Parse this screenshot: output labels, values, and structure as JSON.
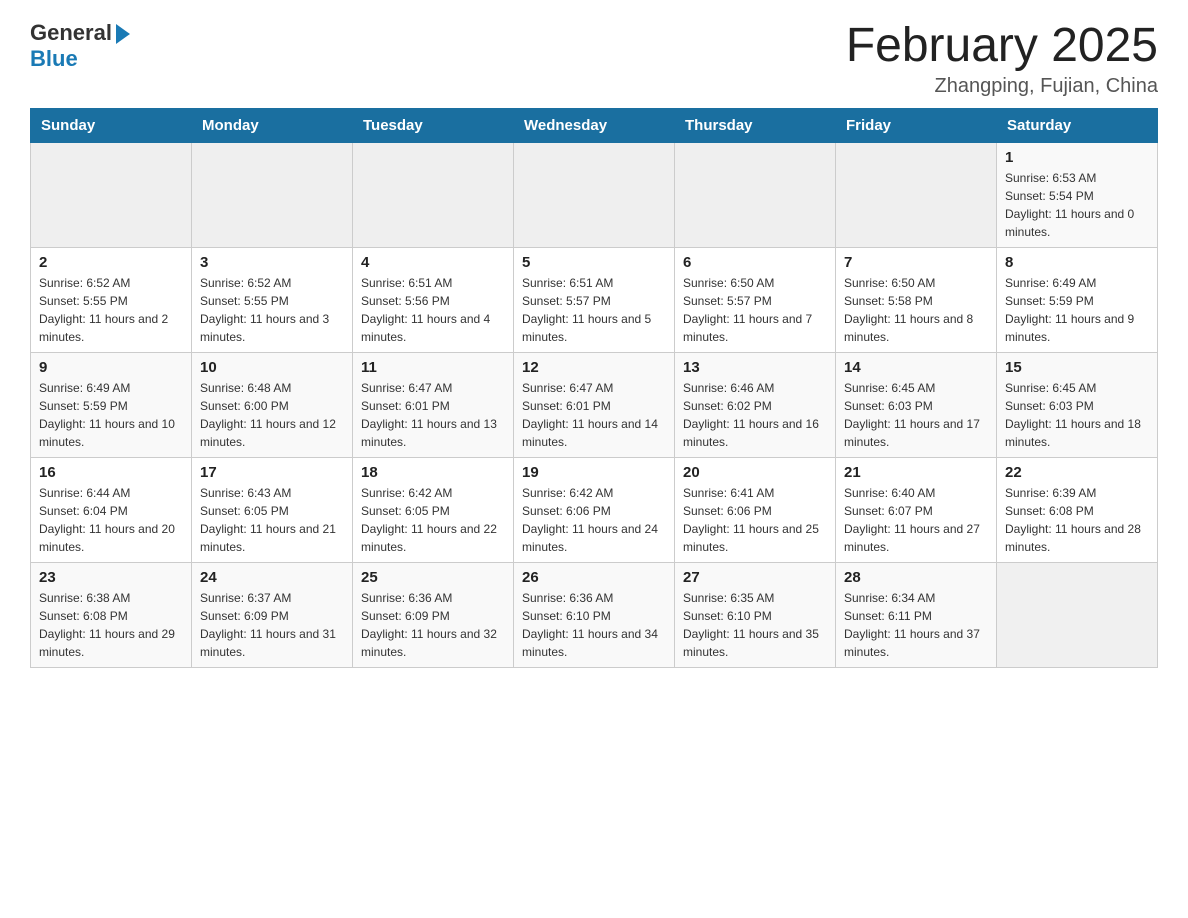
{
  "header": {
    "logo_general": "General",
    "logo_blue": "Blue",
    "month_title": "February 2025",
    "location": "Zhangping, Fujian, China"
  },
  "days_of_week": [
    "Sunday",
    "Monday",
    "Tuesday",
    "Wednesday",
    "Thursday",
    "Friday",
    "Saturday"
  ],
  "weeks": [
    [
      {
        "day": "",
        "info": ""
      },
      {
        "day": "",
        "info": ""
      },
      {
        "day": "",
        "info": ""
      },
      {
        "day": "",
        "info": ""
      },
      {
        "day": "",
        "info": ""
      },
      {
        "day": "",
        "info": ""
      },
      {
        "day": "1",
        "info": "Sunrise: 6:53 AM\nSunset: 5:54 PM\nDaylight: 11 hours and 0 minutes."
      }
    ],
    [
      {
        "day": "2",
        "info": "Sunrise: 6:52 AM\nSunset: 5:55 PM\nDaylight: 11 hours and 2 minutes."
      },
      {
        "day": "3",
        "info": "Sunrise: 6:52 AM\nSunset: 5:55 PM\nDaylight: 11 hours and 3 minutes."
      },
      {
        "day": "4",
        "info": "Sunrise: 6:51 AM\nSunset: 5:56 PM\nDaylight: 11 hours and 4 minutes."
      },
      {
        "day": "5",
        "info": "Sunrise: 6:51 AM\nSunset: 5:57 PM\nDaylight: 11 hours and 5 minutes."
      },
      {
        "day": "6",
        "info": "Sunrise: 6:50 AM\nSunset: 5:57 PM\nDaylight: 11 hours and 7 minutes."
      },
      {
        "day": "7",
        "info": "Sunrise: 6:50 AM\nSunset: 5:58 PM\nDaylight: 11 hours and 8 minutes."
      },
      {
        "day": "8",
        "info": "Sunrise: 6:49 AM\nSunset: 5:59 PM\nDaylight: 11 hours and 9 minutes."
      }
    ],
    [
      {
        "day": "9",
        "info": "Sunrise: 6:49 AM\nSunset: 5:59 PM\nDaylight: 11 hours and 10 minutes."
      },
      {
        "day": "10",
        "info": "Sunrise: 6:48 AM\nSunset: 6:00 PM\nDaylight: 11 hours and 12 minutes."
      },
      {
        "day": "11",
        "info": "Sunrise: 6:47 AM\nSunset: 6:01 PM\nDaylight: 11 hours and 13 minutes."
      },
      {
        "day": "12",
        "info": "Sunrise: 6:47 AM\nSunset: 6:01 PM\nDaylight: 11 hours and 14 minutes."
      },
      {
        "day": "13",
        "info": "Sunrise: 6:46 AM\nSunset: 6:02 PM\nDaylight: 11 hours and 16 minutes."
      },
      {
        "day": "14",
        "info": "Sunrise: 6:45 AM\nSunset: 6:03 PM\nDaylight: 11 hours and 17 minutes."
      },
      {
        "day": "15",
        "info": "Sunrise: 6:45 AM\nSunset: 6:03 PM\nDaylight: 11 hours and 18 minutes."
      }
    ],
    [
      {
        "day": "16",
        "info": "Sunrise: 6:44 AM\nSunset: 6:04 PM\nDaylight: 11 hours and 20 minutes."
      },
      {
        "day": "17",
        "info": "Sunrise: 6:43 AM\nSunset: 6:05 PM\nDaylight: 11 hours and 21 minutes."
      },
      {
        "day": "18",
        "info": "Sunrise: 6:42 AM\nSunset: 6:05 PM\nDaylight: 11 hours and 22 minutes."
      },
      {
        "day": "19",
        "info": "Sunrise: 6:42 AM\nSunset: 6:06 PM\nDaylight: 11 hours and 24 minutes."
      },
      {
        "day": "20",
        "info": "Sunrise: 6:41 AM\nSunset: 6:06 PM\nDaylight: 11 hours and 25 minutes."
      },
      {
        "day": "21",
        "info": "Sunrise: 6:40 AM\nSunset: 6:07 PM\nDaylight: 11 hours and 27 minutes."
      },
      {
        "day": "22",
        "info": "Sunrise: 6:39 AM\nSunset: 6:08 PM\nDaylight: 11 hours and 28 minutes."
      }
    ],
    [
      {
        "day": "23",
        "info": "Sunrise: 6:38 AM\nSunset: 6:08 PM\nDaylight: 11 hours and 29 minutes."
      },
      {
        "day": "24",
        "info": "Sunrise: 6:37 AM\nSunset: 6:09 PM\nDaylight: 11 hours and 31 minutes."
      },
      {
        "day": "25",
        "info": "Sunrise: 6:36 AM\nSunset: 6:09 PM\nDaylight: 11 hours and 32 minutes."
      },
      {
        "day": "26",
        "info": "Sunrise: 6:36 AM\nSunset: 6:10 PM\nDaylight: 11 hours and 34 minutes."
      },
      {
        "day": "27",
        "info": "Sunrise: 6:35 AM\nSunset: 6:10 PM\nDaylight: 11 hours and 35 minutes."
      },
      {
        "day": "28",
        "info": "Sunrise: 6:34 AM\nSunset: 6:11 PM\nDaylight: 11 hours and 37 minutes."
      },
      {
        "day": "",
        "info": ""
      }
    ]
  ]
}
▬▬▬▬▬▬
> _To do_
All the records above need to be given again word for word. Skip the pictures.

> _Finished exercise_
Parse this screenshot: output labels, values, and structure as JSON.
{
  "header": {
    "logo_general": "General",
    "logo_blue": "Blue",
    "month_title": "February 2025",
    "location": "Zhangping, Fujian, China"
  },
  "days_of_week": [
    "Sunday",
    "Monday",
    "Tuesday",
    "Wednesday",
    "Thursday",
    "Friday",
    "Saturday"
  ],
  "weeks": [
    [
      {
        "day": "",
        "info": ""
      },
      {
        "day": "",
        "info": ""
      },
      {
        "day": "",
        "info": ""
      },
      {
        "day": "",
        "info": ""
      },
      {
        "day": "",
        "info": ""
      },
      {
        "day": "",
        "info": ""
      },
      {
        "day": "1",
        "info": "Sunrise: 6:53 AM\nSunset: 5:54 PM\nDaylight: 11 hours and 0 minutes."
      }
    ],
    [
      {
        "day": "2",
        "info": "Sunrise: 6:52 AM\nSunset: 5:55 PM\nDaylight: 11 hours and 2 minutes."
      },
      {
        "day": "3",
        "info": "Sunrise: 6:52 AM\nSunset: 5:55 PM\nDaylight: 11 hours and 3 minutes."
      },
      {
        "day": "4",
        "info": "Sunrise: 6:51 AM\nSunset: 5:56 PM\nDaylight: 11 hours and 4 minutes."
      },
      {
        "day": "5",
        "info": "Sunrise: 6:51 AM\nSunset: 5:57 PM\nDaylight: 11 hours and 5 minutes."
      },
      {
        "day": "6",
        "info": "Sunrise: 6:50 AM\nSunset: 5:57 PM\nDaylight: 11 hours and 7 minutes."
      },
      {
        "day": "7",
        "info": "Sunrise: 6:50 AM\nSunset: 5:58 PM\nDaylight: 11 hours and 8 minutes."
      },
      {
        "day": "8",
        "info": "Sunrise: 6:49 AM\nSunset: 5:59 PM\nDaylight: 11 hours and 9 minutes."
      }
    ],
    [
      {
        "day": "9",
        "info": "Sunrise: 6:49 AM\nSunset: 5:59 PM\nDaylight: 11 hours and 10 minutes."
      },
      {
        "day": "10",
        "info": "Sunrise: 6:48 AM\nSunset: 6:00 PM\nDaylight: 11 hours and 12 minutes."
      },
      {
        "day": "11",
        "info": "Sunrise: 6:47 AM\nSunset: 6:01 PM\nDaylight: 11 hours and 13 minutes."
      },
      {
        "day": "12",
        "info": "Sunrise: 6:47 AM\nSunset: 6:01 PM\nDaylight: 11 hours and 14 minutes."
      },
      {
        "day": "13",
        "info": "Sunrise: 6:46 AM\nSunset: 6:02 PM\nDaylight: 11 hours and 16 minutes."
      },
      {
        "day": "14",
        "info": "Sunrise: 6:45 AM\nSunset: 6:03 PM\nDaylight: 11 hours and 17 minutes."
      },
      {
        "day": "15",
        "info": "Sunrise: 6:45 AM\nSunset: 6:03 PM\nDaylight: 11 hours and 18 minutes."
      }
    ],
    [
      {
        "day": "16",
        "info": "Sunrise: 6:44 AM\nSunset: 6:04 PM\nDaylight: 11 hours and 20 minutes."
      },
      {
        "day": "17",
        "info": "Sunrise: 6:43 AM\nSunset: 6:05 PM\nDaylight: 11 hours and 21 minutes."
      },
      {
        "day": "18",
        "info": "Sunrise: 6:42 AM\nSunset: 6:05 PM\nDaylight: 11 hours and 22 minutes."
      },
      {
        "day": "19",
        "info": "Sunrise: 6:42 AM\nSunset: 6:06 PM\nDaylight: 11 hours and 24 minutes."
      },
      {
        "day": "20",
        "info": "Sunrise: 6:41 AM\nSunset: 6:06 PM\nDaylight: 11 hours and 25 minutes."
      },
      {
        "day": "21",
        "info": "Sunrise: 6:40 AM\nSunset: 6:07 PM\nDaylight: 11 hours and 27 minutes."
      },
      {
        "day": "22",
        "info": "Sunrise: 6:39 AM\nSunset: 6:08 PM\nDaylight: 11 hours and 28 minutes."
      }
    ],
    [
      {
        "day": "23",
        "info": "Sunrise: 6:38 AM\nSunset: 6:08 PM\nDaylight: 11 hours and 29 minutes."
      },
      {
        "day": "24",
        "info": "Sunrise: 6:37 AM\nSunset: 6:09 PM\nDaylight: 11 hours and 31 minutes."
      },
      {
        "day": "25",
        "info": "Sunrise: 6:36 AM\nSunset: 6:09 PM\nDaylight: 11 hours and 32 minutes."
      },
      {
        "day": "26",
        "info": "Sunrise: 6:36 AM\nSunset: 6:10 PM\nDaylight: 11 hours and 34 minutes."
      },
      {
        "day": "27",
        "info": "Sunrise: 6:35 AM\nSunset: 6:10 PM\nDaylight: 11 hours and 35 minutes."
      },
      {
        "day": "28",
        "info": "Sunrise: 6:34 AM\nSunset: 6:11 PM\nDaylight: 11 hours and 37 minutes."
      },
      {
        "day": "",
        "info": ""
      }
    ]
  ]
}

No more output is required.